→ Objective
Read the data and repeat all of it exactly.

→ Records shown
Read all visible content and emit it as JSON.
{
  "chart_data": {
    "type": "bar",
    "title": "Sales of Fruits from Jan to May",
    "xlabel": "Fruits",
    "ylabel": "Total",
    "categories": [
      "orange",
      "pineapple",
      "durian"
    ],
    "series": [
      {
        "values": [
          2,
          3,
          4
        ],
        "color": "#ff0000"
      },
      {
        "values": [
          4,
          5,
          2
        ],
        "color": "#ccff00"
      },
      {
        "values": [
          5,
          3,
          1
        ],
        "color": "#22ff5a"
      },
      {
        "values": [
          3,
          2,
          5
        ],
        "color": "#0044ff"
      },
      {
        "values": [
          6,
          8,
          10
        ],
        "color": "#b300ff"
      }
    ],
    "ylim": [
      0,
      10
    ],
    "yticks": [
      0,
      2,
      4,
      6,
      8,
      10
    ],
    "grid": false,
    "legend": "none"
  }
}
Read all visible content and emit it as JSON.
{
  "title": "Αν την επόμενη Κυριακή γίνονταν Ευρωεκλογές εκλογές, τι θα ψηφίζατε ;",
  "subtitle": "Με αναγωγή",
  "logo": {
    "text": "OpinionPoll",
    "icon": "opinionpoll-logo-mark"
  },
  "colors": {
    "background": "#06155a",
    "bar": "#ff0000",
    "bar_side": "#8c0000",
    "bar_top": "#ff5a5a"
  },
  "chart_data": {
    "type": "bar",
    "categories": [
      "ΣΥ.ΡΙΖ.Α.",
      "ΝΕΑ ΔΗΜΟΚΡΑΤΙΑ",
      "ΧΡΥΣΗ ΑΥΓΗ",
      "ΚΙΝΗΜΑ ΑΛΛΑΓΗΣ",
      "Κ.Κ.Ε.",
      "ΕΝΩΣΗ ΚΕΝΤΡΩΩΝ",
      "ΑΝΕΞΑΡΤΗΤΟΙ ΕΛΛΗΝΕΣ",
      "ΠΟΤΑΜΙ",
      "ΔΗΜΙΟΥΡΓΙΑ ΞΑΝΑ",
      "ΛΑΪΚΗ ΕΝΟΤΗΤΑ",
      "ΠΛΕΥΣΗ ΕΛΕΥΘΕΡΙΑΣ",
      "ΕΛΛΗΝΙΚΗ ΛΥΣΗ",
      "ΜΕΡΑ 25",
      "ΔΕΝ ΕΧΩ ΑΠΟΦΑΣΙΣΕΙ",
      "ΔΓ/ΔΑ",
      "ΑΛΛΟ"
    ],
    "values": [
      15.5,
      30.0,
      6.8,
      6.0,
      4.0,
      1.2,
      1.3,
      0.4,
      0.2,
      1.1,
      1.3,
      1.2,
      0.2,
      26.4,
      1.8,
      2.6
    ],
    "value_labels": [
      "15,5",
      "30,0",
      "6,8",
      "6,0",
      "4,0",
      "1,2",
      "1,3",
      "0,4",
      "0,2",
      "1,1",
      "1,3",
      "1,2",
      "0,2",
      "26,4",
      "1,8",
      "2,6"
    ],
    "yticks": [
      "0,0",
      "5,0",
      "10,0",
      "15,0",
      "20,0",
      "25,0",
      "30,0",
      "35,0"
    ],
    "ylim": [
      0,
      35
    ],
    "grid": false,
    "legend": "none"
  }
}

→ Solution
Read all visible content and emit it as JSON.
{
  "chart_data": {
    "type": "bar",
    "title": "Sales of Fruits from Jan to May",
    "xlabel": "Fruits",
    "ylabel": "Total",
    "categories": [
      "orange",
      "pineapple",
      "durian"
    ],
    "series": [
      {
        "values": [
          2,
          3,
          4
        ],
        "color": "#ff0000"
      },
      {
        "values": [
          4,
          5,
          2
        ],
        "color": "#ccff00"
      },
      {
        "values": [
          5,
          3,
          1
        ],
        "color": "#22ff5a"
      },
      {
        "values": [
          3,
          2,
          5
        ],
        "color": "#0044ff"
      },
      {
        "values": [
          6,
          8,
          10
        ],
        "color": "#b300ff"
      }
    ],
    "ylim": [
      0,
      10
    ],
    "yticks": [
      0,
      2,
      4,
      6,
      8,
      10
    ],
    "grid": false,
    "legend": "none"
  }
}
Read all visible content and emit it as JSON.
{
  "title": "Αν την επόμενη Κυριακή γίνονταν Ευρωεκλογές εκλογές, τι θα ψηφίζατε ;",
  "subtitle": "Με αναγωγή",
  "logo": {
    "text": "OpinionPoll",
    "icon": "opinionpoll-logo-mark"
  },
  "colors": {
    "background": "#06155a",
    "bar": "#ff0000",
    "bar_side": "#8c0000",
    "bar_top": "#ff5a5a"
  },
  "chart_data": {
    "type": "bar",
    "categories": [
      "ΣΥ.ΡΙΖ.Α.",
      "ΝΕΑ ΔΗΜΟΚΡΑΤΙΑ",
      "ΧΡΥΣΗ ΑΥΓΗ",
      "ΚΙΝΗΜΑ ΑΛΛΑΓΗΣ",
      "Κ.Κ.Ε.",
      "ΕΝΩΣΗ ΚΕΝΤΡΩΩΝ",
      "ΑΝΕΞΑΡΤΗΤΟΙ ΕΛΛΗΝΕΣ",
      "ΠΟΤΑΜΙ",
      "ΔΗΜΙΟΥΡΓΙΑ ΞΑΝΑ",
      "ΛΑΪΚΗ ΕΝΟΤΗΤΑ",
      "ΠΛΕΥΣΗ ΕΛΕΥΘΕΡΙΑΣ",
      "ΕΛΛΗΝΙΚΗ ΛΥΣΗ",
      "ΜΕΡΑ 25",
      "ΔΕΝ ΕΧΩ ΑΠΟΦΑΣΙΣΕΙ",
      "ΔΓ/ΔΑ",
      "ΑΛΛΟ"
    ],
    "values": [
      15.5,
      30.0,
      6.8,
      6.0,
      4.0,
      1.2,
      1.3,
      0.4,
      0.2,
      1.1,
      1.3,
      1.2,
      0.2,
      26.4,
      1.8,
      2.6
    ],
    "value_labels": [
      "15,5",
      "30,0",
      "6,8",
      "6,0",
      "4,0",
      "1,2",
      "1,3",
      "0,4",
      "0,2",
      "1,1",
      "1,3",
      "1,2",
      "0,2",
      "26,4",
      "1,8",
      "2,6"
    ],
    "yticks": [
      "0,0",
      "5,0",
      "10,0",
      "15,0",
      "20,0",
      "25,0",
      "30,0",
      "35,0"
    ],
    "ylim": [
      0,
      35
    ],
    "grid": false,
    "legend": "none"
  }
}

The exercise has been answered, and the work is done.